§ Stated goal:
Go through the entries below and collect each line with the string "reached" in it.

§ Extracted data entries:
++++++++
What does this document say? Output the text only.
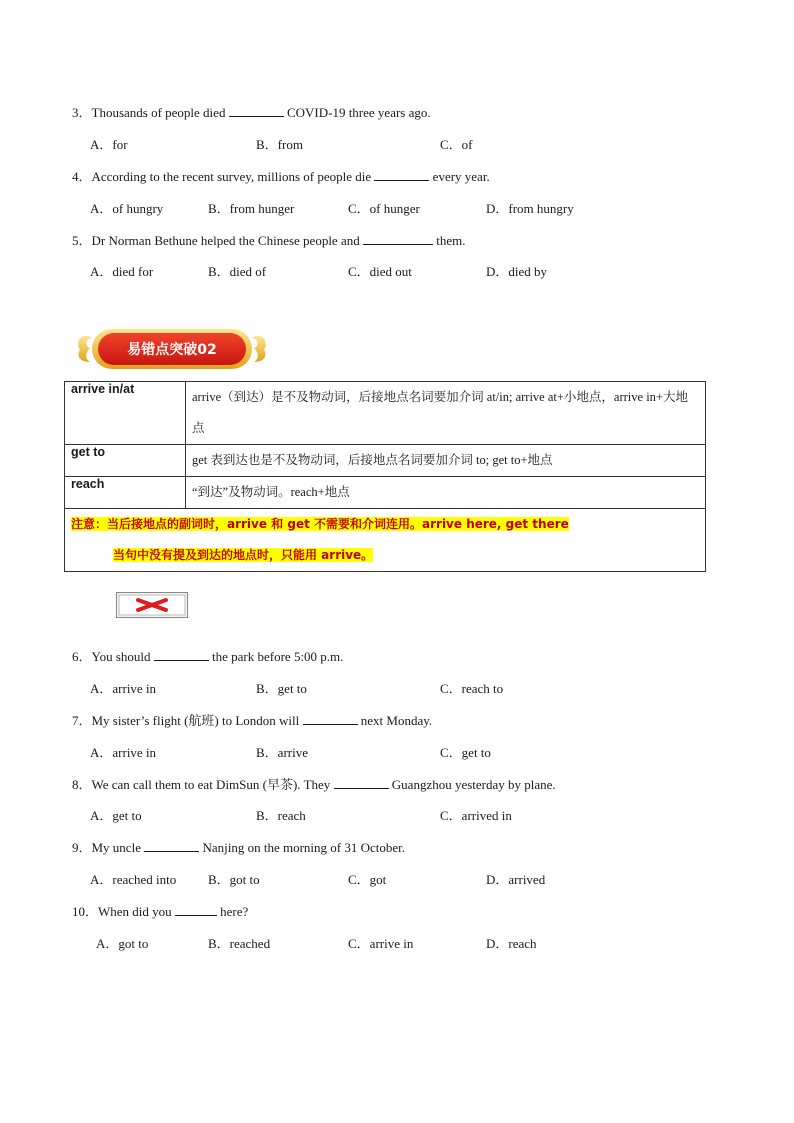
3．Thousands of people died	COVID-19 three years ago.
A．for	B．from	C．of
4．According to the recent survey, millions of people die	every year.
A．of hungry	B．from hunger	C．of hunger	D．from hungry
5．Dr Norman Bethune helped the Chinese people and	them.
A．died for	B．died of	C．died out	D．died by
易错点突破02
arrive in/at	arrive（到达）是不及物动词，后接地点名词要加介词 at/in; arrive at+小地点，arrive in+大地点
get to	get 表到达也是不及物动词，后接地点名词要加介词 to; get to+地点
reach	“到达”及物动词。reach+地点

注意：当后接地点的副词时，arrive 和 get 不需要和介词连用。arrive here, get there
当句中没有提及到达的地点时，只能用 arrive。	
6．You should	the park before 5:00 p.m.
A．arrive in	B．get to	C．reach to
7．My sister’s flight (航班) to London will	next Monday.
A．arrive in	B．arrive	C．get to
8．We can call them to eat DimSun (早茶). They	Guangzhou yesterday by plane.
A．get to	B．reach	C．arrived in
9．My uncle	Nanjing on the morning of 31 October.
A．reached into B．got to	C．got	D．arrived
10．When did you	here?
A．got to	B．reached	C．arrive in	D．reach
++++++++
§ Task answer:
A．reached into B．got to	C．got	D．arrived
A．got to	B．reached	C．arrive in	D．reach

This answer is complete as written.